Find each line with the word "выгодой" and say how many there are, nothing else.

DATASET ENTRIES |
__________________________________________________

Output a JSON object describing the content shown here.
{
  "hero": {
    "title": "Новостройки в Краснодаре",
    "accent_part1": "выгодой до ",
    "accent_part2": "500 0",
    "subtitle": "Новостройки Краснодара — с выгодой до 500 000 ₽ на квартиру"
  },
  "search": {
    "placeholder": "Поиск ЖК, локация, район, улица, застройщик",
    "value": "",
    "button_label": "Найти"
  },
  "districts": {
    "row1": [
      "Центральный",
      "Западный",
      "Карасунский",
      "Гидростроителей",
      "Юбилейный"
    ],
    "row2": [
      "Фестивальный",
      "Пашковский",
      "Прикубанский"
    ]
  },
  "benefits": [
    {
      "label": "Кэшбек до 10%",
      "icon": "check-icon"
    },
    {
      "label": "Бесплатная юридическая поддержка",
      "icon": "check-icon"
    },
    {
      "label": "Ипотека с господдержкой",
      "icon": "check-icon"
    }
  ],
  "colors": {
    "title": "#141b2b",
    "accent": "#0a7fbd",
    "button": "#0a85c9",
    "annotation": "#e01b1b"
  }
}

__________________________________________________

FINAL RESULT | 2